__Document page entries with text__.
..............................

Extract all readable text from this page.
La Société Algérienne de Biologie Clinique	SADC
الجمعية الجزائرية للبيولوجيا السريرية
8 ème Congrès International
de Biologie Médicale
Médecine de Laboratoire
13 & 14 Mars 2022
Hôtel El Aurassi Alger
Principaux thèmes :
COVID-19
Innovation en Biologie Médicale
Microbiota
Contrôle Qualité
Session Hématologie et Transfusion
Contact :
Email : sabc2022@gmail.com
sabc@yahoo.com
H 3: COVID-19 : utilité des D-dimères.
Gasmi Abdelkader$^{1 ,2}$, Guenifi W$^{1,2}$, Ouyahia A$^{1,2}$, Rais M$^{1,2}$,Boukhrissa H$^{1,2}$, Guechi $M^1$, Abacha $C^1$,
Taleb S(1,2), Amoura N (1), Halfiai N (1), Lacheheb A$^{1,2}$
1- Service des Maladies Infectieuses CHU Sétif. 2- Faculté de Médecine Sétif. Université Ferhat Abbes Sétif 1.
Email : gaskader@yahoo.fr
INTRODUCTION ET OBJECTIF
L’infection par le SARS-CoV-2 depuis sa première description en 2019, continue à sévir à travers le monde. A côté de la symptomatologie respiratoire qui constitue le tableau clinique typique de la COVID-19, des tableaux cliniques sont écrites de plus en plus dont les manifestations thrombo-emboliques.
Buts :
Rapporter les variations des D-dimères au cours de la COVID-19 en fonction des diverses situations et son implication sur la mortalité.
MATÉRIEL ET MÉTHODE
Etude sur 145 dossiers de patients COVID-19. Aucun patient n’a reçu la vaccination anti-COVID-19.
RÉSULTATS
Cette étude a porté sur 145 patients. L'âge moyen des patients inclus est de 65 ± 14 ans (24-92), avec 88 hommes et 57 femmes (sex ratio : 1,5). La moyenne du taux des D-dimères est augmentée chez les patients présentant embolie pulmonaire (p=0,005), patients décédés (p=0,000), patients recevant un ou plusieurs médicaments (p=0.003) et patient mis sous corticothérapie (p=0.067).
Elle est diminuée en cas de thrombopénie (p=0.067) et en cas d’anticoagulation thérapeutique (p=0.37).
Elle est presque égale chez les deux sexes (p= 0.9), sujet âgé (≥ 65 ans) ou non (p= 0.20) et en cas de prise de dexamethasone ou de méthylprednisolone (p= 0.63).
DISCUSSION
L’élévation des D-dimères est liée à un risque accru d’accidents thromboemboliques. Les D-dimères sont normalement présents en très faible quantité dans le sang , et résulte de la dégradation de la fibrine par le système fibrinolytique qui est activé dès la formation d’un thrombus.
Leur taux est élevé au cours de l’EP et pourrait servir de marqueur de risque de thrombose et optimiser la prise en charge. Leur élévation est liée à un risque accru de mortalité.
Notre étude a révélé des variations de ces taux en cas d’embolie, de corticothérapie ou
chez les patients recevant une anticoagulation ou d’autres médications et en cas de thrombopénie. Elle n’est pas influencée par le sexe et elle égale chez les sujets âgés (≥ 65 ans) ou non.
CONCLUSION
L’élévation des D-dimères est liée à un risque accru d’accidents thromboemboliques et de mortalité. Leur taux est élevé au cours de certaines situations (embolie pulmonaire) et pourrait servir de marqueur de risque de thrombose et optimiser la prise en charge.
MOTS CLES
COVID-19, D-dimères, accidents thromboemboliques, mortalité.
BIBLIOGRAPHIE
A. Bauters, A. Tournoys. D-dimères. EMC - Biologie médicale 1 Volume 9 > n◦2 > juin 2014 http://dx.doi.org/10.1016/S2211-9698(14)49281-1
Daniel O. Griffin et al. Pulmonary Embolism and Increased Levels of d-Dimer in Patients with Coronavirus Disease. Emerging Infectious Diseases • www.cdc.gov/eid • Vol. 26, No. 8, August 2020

..............................

__WORK INSTRUCTION__. Transcribe every line of the records exactly, please.

__WRITTEN RESPONSE__.
Extract all readable text from this page.
La Société Algérienne de Biologie Clinique	SADC
الجمعية الجزائرية للبيولوجيا السريرية
8 ème Congrès International
de Biologie Médicale
Médecine de Laboratoire
13 & 14 Mars 2022
Hôtel El Aurassi Alger
Principaux thèmes :
COVID-19
Innovation en Biologie Médicale
Microbiota
Contrôle Qualité
Session Hématologie et Transfusion
Contact :
Email : sabc2022@gmail.com
sabc@yahoo.com
H 3: COVID-19 : utilité des D-dimères.
Gasmi Abdelkader$^{1 ,2}$, Guenifi W$^{1,2}$, Ouyahia A$^{1,2}$, Rais M$^{1,2}$,Boukhrissa H$^{1,2}$, Guechi $M^1$, Abacha $C^1$,
Taleb S(1,2), Amoura N (1), Halfiai N (1), Lacheheb A$^{1,2}$
1- Service des Maladies Infectieuses CHU Sétif. 2- Faculté de Médecine Sétif. Université Ferhat Abbes Sétif 1.
Email : gaskader@yahoo.fr
INTRODUCTION ET OBJECTIF
L’infection par le SARS-CoV-2 depuis sa première description en 2019, continue à sévir à travers le monde. A côté de la symptomatologie respiratoire qui constitue le tableau clinique typique de la COVID-19, des tableaux cliniques sont écrites de plus en plus dont les manifestations thrombo-emboliques.
Buts :
Rapporter les variations des D-dimères au cours de la COVID-19 en fonction des diverses situations et son implication sur la mortalité.
MATÉRIEL ET MÉTHODE
Etude sur 145 dossiers de patients COVID-19. Aucun patient n’a reçu la vaccination anti-COVID-19.
RÉSULTATS
Cette étude a porté sur 145 patients. L'âge moyen des patients inclus est de 65 ± 14 ans (24-92), avec 88 hommes et 57 femmes (sex ratio : 1,5). La moyenne du taux des D-dimères est augmentée chez les patients présentant embolie pulmonaire (p=0,005), patients décédés (p=0,000), patients recevant un ou plusieurs médicaments (p=0.003) et patient mis sous corticothérapie (p=0.067).
Elle est diminuée en cas de thrombopénie (p=0.067) et en cas d’anticoagulation thérapeutique (p=0.37).
Elle est presque égale chez les deux sexes (p= 0.9), sujet âgé (≥ 65 ans) ou non (p= 0.20) et en cas de prise de dexamethasone ou de méthylprednisolone (p= 0.63).
DISCUSSION
L’élévation des D-dimères est liée à un risque accru d’accidents thromboemboliques. Les D-dimères sont normalement présents en très faible quantité dans le sang , et résulte de la dégradation de la fibrine par le système fibrinolytique qui est activé dès la formation d’un thrombus.
Leur taux est élevé au cours de l’EP et pourrait servir de marqueur de risque de thrombose et optimiser la prise en charge. Leur élévation est liée à un risque accru de mortalité.
Notre étude a révélé des variations de ces taux en cas d’embolie, de corticothérapie ou
chez les patients recevant une anticoagulation ou d’autres médications et en cas de thrombopénie. Elle n’est pas influencée par le sexe et elle égale chez les sujets âgés (≥ 65 ans) ou non.
CONCLUSION
L’élévation des D-dimères est liée à un risque accru d’accidents thromboemboliques et de mortalité. Leur taux est élevé au cours de certaines situations (embolie pulmonaire) et pourrait servir de marqueur de risque de thrombose et optimiser la prise en charge.
MOTS CLES
COVID-19, D-dimères, accidents thromboemboliques, mortalité.
BIBLIOGRAPHIE
A. Bauters, A. Tournoys. D-dimères. EMC - Biologie médicale 1 Volume 9 > n◦2 > juin 2014 http://dx.doi.org/10.1016/S2211-9698(14)49281-1
Daniel O. Griffin et al. Pulmonary Embolism and Increased Levels of d-Dimer in Patients with Coronavirus Disease. Emerging Infectious Diseases • www.cdc.gov/eid • Vol. 26, No. 8, August 2020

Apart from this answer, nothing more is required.